Filter the entries, keeping every line with the word "порядке".

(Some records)
※ ※ ※

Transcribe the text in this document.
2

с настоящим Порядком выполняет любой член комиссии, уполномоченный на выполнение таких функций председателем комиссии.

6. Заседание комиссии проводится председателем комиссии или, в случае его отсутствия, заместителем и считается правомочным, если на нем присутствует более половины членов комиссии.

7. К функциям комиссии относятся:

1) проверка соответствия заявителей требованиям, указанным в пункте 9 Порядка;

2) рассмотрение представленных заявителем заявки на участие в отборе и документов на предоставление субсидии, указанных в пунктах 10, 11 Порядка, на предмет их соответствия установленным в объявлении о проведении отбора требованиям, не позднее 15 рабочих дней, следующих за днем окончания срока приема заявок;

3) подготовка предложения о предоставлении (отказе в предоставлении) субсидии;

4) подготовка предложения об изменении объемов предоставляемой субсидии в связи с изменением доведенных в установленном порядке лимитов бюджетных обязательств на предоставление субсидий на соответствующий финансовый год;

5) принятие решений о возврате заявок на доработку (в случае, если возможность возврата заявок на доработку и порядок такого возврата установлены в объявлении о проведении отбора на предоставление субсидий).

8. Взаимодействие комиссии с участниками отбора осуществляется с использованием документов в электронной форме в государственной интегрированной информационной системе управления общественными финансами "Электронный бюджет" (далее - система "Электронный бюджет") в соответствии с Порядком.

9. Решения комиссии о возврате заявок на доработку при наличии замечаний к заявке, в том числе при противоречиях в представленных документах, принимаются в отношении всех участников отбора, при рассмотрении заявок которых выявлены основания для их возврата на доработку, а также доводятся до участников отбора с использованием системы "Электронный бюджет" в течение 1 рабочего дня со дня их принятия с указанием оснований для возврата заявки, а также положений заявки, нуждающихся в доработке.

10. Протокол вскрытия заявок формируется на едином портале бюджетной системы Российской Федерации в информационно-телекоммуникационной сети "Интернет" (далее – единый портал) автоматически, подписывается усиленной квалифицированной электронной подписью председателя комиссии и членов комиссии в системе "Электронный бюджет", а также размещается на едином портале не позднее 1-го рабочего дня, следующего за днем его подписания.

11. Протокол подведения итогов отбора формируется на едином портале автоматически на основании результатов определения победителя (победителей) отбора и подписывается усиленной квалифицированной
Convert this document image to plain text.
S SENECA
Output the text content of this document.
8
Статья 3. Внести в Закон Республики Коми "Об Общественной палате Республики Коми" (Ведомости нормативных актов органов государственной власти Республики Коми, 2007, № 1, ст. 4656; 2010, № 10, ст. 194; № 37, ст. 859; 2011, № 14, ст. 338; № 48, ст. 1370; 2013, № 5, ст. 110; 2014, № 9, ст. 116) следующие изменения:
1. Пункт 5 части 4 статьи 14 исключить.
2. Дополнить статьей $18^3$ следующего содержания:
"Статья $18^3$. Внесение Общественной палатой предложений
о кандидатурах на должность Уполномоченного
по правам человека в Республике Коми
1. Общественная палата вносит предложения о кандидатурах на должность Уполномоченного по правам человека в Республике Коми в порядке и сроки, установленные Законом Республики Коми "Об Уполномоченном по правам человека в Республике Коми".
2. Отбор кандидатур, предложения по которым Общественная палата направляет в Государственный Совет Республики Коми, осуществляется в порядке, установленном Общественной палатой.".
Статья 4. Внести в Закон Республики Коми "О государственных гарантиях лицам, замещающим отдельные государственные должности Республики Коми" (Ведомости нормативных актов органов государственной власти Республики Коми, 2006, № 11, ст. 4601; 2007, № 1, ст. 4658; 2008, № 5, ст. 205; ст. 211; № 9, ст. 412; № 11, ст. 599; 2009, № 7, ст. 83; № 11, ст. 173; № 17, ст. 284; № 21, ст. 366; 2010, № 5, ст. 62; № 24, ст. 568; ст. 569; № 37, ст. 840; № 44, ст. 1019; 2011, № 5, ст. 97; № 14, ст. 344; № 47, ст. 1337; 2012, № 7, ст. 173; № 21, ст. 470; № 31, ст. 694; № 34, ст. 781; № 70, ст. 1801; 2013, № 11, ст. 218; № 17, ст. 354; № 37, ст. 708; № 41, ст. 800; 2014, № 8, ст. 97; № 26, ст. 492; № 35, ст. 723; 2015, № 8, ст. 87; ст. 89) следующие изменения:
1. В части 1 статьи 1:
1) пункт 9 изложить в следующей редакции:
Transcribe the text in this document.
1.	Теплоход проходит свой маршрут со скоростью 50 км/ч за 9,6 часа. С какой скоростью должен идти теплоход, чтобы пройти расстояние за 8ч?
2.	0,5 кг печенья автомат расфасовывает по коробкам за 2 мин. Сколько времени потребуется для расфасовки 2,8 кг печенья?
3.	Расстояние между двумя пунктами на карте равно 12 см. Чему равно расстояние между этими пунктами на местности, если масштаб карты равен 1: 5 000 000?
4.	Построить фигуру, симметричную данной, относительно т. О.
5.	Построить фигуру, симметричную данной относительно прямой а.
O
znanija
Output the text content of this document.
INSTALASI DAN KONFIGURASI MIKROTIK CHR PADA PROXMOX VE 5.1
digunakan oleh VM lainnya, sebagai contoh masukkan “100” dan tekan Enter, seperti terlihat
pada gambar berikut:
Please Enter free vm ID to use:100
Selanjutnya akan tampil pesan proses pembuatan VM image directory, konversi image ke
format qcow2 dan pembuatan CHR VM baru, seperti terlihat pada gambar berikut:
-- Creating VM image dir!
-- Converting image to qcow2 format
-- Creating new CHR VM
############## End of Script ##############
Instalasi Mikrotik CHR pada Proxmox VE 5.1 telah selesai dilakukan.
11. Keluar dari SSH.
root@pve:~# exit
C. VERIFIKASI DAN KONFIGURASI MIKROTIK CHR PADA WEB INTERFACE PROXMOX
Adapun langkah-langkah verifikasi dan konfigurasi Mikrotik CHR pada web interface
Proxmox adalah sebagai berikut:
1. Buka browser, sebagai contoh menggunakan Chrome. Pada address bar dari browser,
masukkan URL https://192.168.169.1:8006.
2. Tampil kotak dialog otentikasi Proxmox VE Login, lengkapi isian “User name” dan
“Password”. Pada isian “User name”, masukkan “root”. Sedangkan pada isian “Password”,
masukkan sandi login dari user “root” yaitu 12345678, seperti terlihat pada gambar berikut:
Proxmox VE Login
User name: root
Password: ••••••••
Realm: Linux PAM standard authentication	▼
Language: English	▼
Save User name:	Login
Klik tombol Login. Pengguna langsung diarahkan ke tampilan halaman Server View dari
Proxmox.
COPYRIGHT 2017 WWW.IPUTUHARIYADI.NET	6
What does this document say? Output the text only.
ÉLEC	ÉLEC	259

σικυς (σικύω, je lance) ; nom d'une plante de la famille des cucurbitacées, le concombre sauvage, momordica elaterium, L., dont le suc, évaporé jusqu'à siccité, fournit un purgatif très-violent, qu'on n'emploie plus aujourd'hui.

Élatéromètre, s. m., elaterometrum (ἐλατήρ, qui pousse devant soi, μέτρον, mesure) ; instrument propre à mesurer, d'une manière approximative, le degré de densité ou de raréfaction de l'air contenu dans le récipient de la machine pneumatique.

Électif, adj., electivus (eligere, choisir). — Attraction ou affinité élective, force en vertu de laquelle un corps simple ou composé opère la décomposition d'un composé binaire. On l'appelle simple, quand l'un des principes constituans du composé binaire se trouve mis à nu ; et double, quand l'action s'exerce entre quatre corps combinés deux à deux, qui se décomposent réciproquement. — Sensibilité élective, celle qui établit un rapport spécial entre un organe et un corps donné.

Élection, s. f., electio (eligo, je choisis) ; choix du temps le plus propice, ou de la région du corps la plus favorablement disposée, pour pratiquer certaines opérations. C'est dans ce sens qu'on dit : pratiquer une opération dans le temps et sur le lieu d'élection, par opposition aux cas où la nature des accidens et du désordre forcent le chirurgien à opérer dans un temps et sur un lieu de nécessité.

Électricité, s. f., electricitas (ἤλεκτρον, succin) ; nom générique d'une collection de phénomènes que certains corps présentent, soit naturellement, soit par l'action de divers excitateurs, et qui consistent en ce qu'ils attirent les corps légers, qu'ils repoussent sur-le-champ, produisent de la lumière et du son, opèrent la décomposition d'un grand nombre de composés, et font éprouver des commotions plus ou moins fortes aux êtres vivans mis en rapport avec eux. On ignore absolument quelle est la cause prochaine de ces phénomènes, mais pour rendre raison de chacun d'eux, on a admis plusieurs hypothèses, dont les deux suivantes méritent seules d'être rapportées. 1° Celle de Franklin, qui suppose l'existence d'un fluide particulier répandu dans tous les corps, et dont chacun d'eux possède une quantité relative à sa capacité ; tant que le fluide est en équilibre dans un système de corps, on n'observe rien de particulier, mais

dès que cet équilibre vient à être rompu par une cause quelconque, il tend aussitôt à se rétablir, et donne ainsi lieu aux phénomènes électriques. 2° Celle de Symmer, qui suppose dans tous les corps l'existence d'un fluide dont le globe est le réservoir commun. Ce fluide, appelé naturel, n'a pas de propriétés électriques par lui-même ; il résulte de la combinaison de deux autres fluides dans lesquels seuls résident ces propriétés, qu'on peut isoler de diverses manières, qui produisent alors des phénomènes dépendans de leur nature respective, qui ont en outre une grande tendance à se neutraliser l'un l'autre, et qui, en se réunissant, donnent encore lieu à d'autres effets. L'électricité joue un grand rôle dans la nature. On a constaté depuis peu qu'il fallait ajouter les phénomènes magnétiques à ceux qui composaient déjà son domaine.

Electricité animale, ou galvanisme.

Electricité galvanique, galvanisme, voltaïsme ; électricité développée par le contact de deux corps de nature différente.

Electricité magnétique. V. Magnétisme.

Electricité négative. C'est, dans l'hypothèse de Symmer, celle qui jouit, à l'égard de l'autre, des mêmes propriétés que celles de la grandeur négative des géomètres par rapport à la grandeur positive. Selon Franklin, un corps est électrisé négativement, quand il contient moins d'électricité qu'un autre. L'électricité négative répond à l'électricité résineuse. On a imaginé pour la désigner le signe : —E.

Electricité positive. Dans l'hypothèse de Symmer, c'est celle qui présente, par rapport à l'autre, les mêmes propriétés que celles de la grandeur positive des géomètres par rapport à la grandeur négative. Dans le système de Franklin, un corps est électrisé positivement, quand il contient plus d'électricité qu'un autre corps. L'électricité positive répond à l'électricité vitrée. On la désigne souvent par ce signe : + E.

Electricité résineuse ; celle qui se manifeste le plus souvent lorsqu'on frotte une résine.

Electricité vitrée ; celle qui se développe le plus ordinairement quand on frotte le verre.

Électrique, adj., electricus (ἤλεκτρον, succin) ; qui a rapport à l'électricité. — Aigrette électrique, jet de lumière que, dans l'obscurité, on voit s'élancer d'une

※ ※ ※

> **Answer to this task**:
4) подготовка предложения об изменении объемов предоставляемой субсидии в связи с изменением доведенных в установленном порядке лимитов бюджетных обязательств на предоставление субсидий на соответствующий финансовый год;
1. Общественная палата вносит предложения о кандидатурах на должность Уполномоченного по правам человека в Республике Коми в порядке и сроки, установленные Законом Республики Коми "Об Уполномоченном по правам человека в Республике Коми".
2. Отбор кандидатур, предложения по которым Общественная палата направляет в Государственный Совет Республики Коми, осуществляется в порядке, установленном Общественной палатой.".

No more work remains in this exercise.